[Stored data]
-- Start --

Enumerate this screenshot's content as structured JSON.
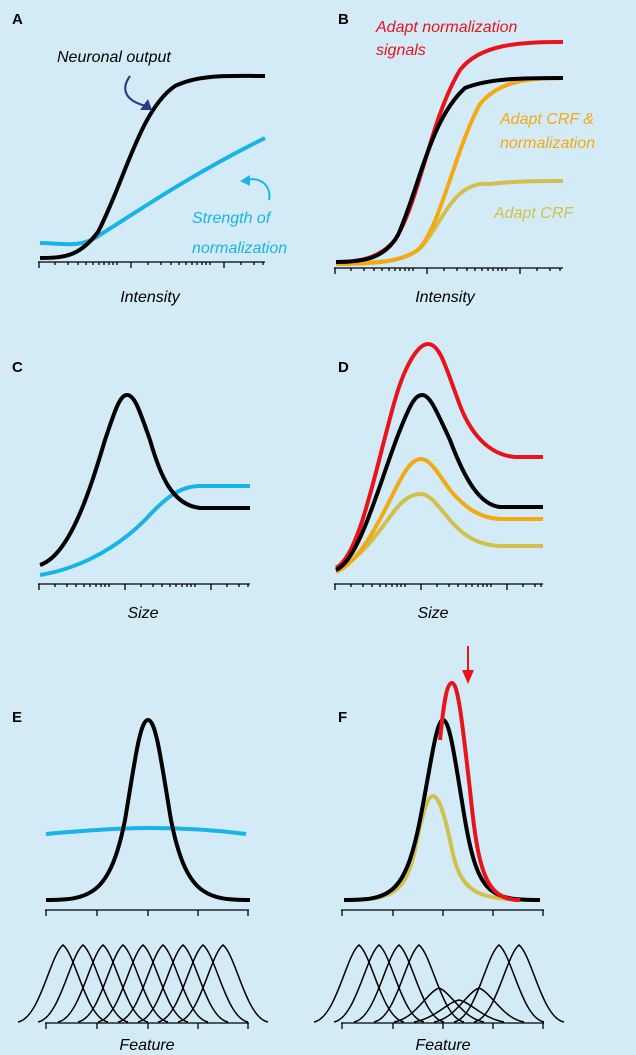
{
  "colors": {
    "background": "#d3ebf7",
    "neuronal_output": "#000000",
    "normalization": "#18b4e8",
    "adapt_normalization": "#e8141c",
    "adapt_crf_and_normalization": "#f3a913",
    "adapt_crf": "#d2c04a"
  },
  "panels": {
    "A": {
      "letter": "A",
      "xlabel": "Intensity",
      "annot_output": "Neuronal output",
      "annot_norm_1": "Strength of",
      "annot_norm_2": "normalization"
    },
    "B": {
      "letter": "B",
      "xlabel": "Intensity",
      "annot_adapt_norm_1": "Adapt normalization",
      "annot_adapt_norm_2": "signals",
      "annot_adapt_crf_norm_1": "Adapt CRF &",
      "annot_adapt_crf_norm_2": "normalization",
      "annot_adapt_crf": "Adapt CRF"
    },
    "C": {
      "letter": "C",
      "xlabel": "Size"
    },
    "D": {
      "letter": "D",
      "xlabel": "Size"
    },
    "E": {
      "letter": "E",
      "xlabel": "Feature"
    },
    "F": {
      "letter": "F",
      "xlabel": "Feature"
    }
  }
}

-- End --

- **Written request**
Leave out the pictures and transcribe the entries above exactly.

- **Task output**
Enumerate this screenshot's content as structured JSON.
{
  "colors": {
    "background": "#d3ebf7",
    "neuronal_output": "#000000",
    "normalization": "#18b4e8",
    "adapt_normalization": "#e8141c",
    "adapt_crf_and_normalization": "#f3a913",
    "adapt_crf": "#d2c04a"
  },
  "panels": {
    "A": {
      "letter": "A",
      "xlabel": "Intensity",
      "annot_output": "Neuronal output",
      "annot_norm_1": "Strength of",
      "annot_norm_2": "normalization"
    },
    "B": {
      "letter": "B",
      "xlabel": "Intensity",
      "annot_adapt_norm_1": "Adapt normalization",
      "annot_adapt_norm_2": "signals",
      "annot_adapt_crf_norm_1": "Adapt CRF &",
      "annot_adapt_crf_norm_2": "normalization",
      "annot_adapt_crf": "Adapt CRF"
    },
    "C": {
      "letter": "C",
      "xlabel": "Size"
    },
    "D": {
      "letter": "D",
      "xlabel": "Size"
    },
    "E": {
      "letter": "E",
      "xlabel": "Feature"
    },
    "F": {
      "letter": "F",
      "xlabel": "Feature"
    }
  }
}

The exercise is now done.